▶ [Collected data]:

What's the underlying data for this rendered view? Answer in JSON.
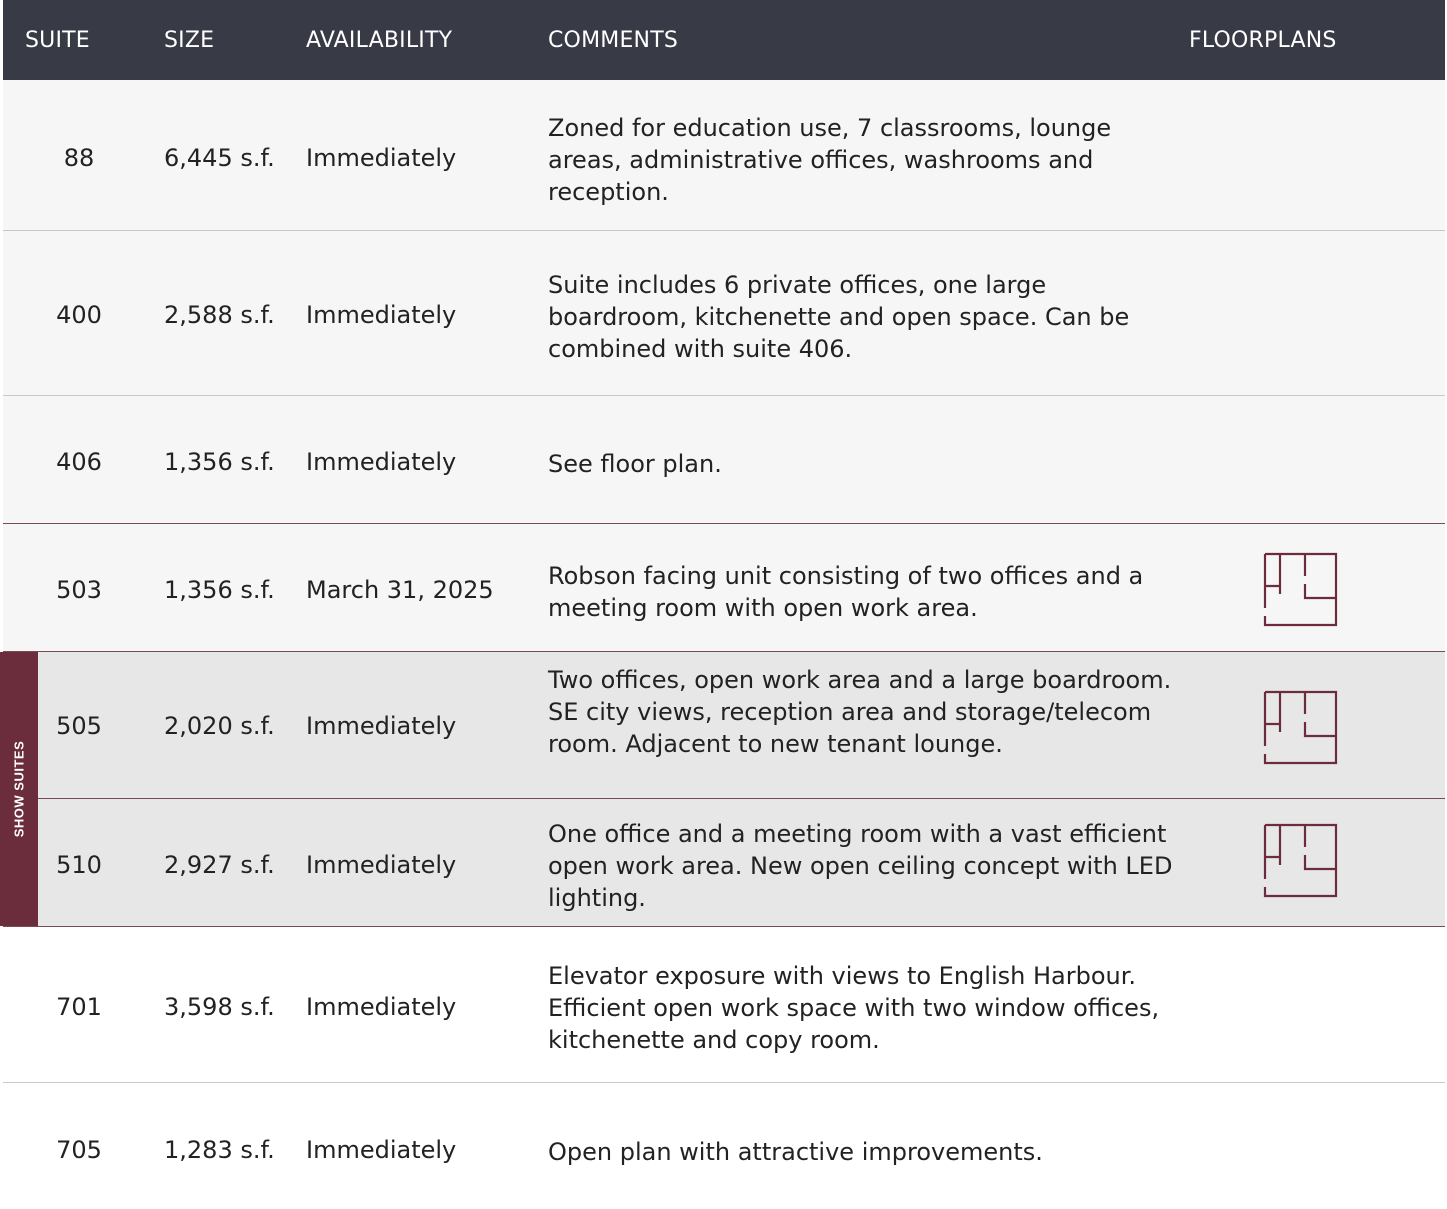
{
  "columns": {
    "suite": "SUITE",
    "size": "SIZE",
    "availability": "AVAILABILITY",
    "comments": "COMMENTS",
    "floorplans": "FLOORPLANS"
  },
  "show_suites_label": "SHOW SUITES",
  "rows": [
    {
      "suite": "88",
      "size": "6,445 s.f.",
      "availability": "Immediately",
      "comments": "Zoned for education use, 7 classrooms, lounge areas, administrative offices, washrooms and reception.",
      "floorplan": false
    },
    {
      "suite": "400",
      "size": "2,588 s.f.",
      "availability": "Immediately",
      "comments": "Suite includes 6 private offices, one large boardroom, kitchenette and open space. Can be combined with suite 406.",
      "floorplan": false
    },
    {
      "suite": "406",
      "size": "1,356 s.f.",
      "availability": "Immediately",
      "comments": "See floor plan.",
      "floorplan": false
    },
    {
      "suite": "503",
      "size": "1,356 s.f.",
      "availability": "March 31, 2025",
      "comments": "Robson facing unit consisting of two offices and a meeting room with open work area.",
      "floorplan": true
    },
    {
      "suite": "505",
      "size": "2,020 s.f.",
      "availability": "Immediately",
      "comments": "Two offices, open work area and a large boardroom. SE city views, reception area and storage/telecom room. Adjacent to new tenant lounge.",
      "floorplan": true
    },
    {
      "suite": "510",
      "size": "2,927 s.f.",
      "availability": "Immediately",
      "comments": "One office and a meeting room with a vast efficient open work area. New open ceiling concept with LED lighting.",
      "floorplan": true
    },
    {
      "suite": "701",
      "size": "3,598 s.f.",
      "availability": "Immediately",
      "comments": "Elevator exposure with views to English Harbour. Efficient open work space with two window offices, kitchenette and copy room.",
      "floorplan": false
    },
    {
      "suite": "705",
      "size": "1,283 s.f.",
      "availability": "Immediately",
      "comments": "Open plan with attractive improvements.",
      "floorplan": false
    }
  ],
  "colors": {
    "header_bg": "#383b45",
    "accent": "#6b2d3c",
    "show_row_bg": "#e7e7e7",
    "alt_row_bg": "#f6f6f6"
  },
  "icons": {
    "floorplan": "floorplan-icon"
  }
}
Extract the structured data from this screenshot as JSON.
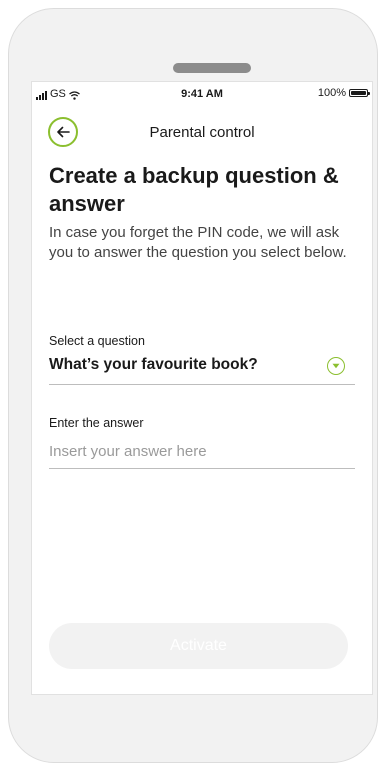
{
  "status_bar": {
    "carrier": "GS",
    "time": "9:41 AM",
    "battery_text": "100%",
    "battery_level": 1.0
  },
  "header": {
    "back_icon": "arrow-left-icon",
    "title": "Parental control"
  },
  "main": {
    "heading": "Create a backup question & answer",
    "description": "In case you forget the PIN code, we will ask you to answer the question you select below.",
    "question": {
      "label": "Select a question",
      "value": "What’s your favourite book?",
      "icon": "chevron-down-icon"
    },
    "answer": {
      "label": "Enter the answer",
      "value": "",
      "placeholder": "Insert your answer here"
    },
    "activate_label": "Activate"
  },
  "colors": {
    "accent": "#8bbf2f",
    "disabled_button": "#f2f2f2",
    "text": "#1a1a1a",
    "muted": "#9a9a9a"
  }
}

▶ [Your objective]:
From the entries above, output every line exactly and omit any image.

▶ [Solution]:
What's the underlying data for this rendered view? Answer in JSON.
{
  "columns": {
    "suite": "SUITE",
    "size": "SIZE",
    "availability": "AVAILABILITY",
    "comments": "COMMENTS",
    "floorplans": "FLOORPLANS"
  },
  "show_suites_label": "SHOW SUITES",
  "rows": [
    {
      "suite": "88",
      "size": "6,445 s.f.",
      "availability": "Immediately",
      "comments": "Zoned for education use, 7 classrooms, lounge areas, administrative offices, washrooms and reception.",
      "floorplan": false
    },
    {
      "suite": "400",
      "size": "2,588 s.f.",
      "availability": "Immediately",
      "comments": "Suite includes 6 private offices, one large boardroom, kitchenette and open space. Can be combined with suite 406.",
      "floorplan": false
    },
    {
      "suite": "406",
      "size": "1,356 s.f.",
      "availability": "Immediately",
      "comments": "See floor plan.",
      "floorplan": false
    },
    {
      "suite": "503",
      "size": "1,356 s.f.",
      "availability": "March 31, 2025",
      "comments": "Robson facing unit consisting of two offices and a meeting room with open work area.",
      "floorplan": true
    },
    {
      "suite": "505",
      "size": "2,020 s.f.",
      "availability": "Immediately",
      "comments": "Two offices, open work area and a large boardroom. SE city views, reception area and storage/telecom room. Adjacent to new tenant lounge.",
      "floorplan": true
    },
    {
      "suite": "510",
      "size": "2,927 s.f.",
      "availability": "Immediately",
      "comments": "One office and a meeting room with a vast efficient open work area. New open ceiling concept with LED lighting.",
      "floorplan": true
    },
    {
      "suite": "701",
      "size": "3,598 s.f.",
      "availability": "Immediately",
      "comments": "Elevator exposure with views to English Harbour. Efficient open work space with two window offices, kitchenette and copy room.",
      "floorplan": false
    },
    {
      "suite": "705",
      "size": "1,283 s.f.",
      "availability": "Immediately",
      "comments": "Open plan with attractive improvements.",
      "floorplan": false
    }
  ],
  "colors": {
    "header_bg": "#383b45",
    "accent": "#6b2d3c",
    "show_row_bg": "#e7e7e7",
    "alt_row_bg": "#f6f6f6"
  },
  "icons": {
    "floorplan": "floorplan-icon"
  }
}
Extract the structured data from this screenshot as JSON.
{
  "status_bar": {
    "carrier": "GS",
    "time": "9:41 AM",
    "battery_text": "100%",
    "battery_level": 1.0
  },
  "header": {
    "back_icon": "arrow-left-icon",
    "title": "Parental control"
  },
  "main": {
    "heading": "Create a backup question & answer",
    "description": "In case you forget the PIN code, we will ask you to answer the question you select below.",
    "question": {
      "label": "Select a question",
      "value": "What’s your favourite book?",
      "icon": "chevron-down-icon"
    },
    "answer": {
      "label": "Enter the answer",
      "value": "",
      "placeholder": "Insert your answer here"
    },
    "activate_label": "Activate"
  },
  "colors": {
    "accent": "#8bbf2f",
    "disabled_button": "#f2f2f2",
    "text": "#1a1a1a",
    "muted": "#9a9a9a"
  }
}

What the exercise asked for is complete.